**MATERIALS PROVIDED**

--- begin ---

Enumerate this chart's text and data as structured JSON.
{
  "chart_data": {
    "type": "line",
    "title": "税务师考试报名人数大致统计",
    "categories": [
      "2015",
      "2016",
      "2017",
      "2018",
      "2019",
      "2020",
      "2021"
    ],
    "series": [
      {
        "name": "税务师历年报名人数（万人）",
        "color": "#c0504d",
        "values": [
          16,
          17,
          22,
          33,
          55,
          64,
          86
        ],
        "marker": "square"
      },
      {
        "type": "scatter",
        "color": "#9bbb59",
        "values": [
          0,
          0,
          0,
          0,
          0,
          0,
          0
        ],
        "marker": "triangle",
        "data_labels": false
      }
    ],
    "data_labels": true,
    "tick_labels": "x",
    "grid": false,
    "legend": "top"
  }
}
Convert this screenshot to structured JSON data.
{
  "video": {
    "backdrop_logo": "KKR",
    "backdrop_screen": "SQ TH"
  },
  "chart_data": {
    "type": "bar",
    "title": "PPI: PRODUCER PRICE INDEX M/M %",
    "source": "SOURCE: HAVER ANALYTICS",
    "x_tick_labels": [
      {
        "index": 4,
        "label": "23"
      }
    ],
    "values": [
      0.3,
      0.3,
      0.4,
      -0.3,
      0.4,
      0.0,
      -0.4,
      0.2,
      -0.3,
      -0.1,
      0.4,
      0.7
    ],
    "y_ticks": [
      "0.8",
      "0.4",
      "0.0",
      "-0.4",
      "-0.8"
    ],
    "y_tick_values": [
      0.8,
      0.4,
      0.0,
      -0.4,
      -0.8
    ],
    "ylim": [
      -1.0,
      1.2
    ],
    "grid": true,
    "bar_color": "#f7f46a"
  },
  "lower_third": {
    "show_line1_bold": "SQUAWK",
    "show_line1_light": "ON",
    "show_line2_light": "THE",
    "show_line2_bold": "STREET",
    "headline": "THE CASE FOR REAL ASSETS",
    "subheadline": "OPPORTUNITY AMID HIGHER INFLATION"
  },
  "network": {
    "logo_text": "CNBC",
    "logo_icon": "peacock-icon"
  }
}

--- end ---

**OBJECTIVE**
Please reproduce the entire listing, exactly as shown.

**FINISHED EXERCISE**
Enumerate this chart's text and data as structured JSON.
{
  "chart_data": {
    "type": "line",
    "title": "税务师考试报名人数大致统计",
    "categories": [
      "2015",
      "2016",
      "2017",
      "2018",
      "2019",
      "2020",
      "2021"
    ],
    "series": [
      {
        "name": "税务师历年报名人数（万人）",
        "color": "#c0504d",
        "values": [
          16,
          17,
          22,
          33,
          55,
          64,
          86
        ],
        "marker": "square"
      },
      {
        "type": "scatter",
        "color": "#9bbb59",
        "values": [
          0,
          0,
          0,
          0,
          0,
          0,
          0
        ],
        "marker": "triangle",
        "data_labels": false
      }
    ],
    "data_labels": true,
    "tick_labels": "x",
    "grid": false,
    "legend": "top"
  }
}
Convert this screenshot to structured JSON data.
{
  "video": {
    "backdrop_logo": "KKR",
    "backdrop_screen": "SQ TH"
  },
  "chart_data": {
    "type": "bar",
    "title": "PPI: PRODUCER PRICE INDEX M/M %",
    "source": "SOURCE: HAVER ANALYTICS",
    "x_tick_labels": [
      {
        "index": 4,
        "label": "23"
      }
    ],
    "values": [
      0.3,
      0.3,
      0.4,
      -0.3,
      0.4,
      0.0,
      -0.4,
      0.2,
      -0.3,
      -0.1,
      0.4,
      0.7
    ],
    "y_ticks": [
      "0.8",
      "0.4",
      "0.0",
      "-0.4",
      "-0.8"
    ],
    "y_tick_values": [
      0.8,
      0.4,
      0.0,
      -0.4,
      -0.8
    ],
    "ylim": [
      -1.0,
      1.2
    ],
    "grid": true,
    "bar_color": "#f7f46a"
  },
  "lower_third": {
    "show_line1_bold": "SQUAWK",
    "show_line1_light": "ON",
    "show_line2_light": "THE",
    "show_line2_bold": "STREET",
    "headline": "THE CASE FOR REAL ASSETS",
    "subheadline": "OPPORTUNITY AMID HIGHER INFLATION"
  },
  "network": {
    "logo_text": "CNBC",
    "logo_icon": "peacock-icon"
  }
}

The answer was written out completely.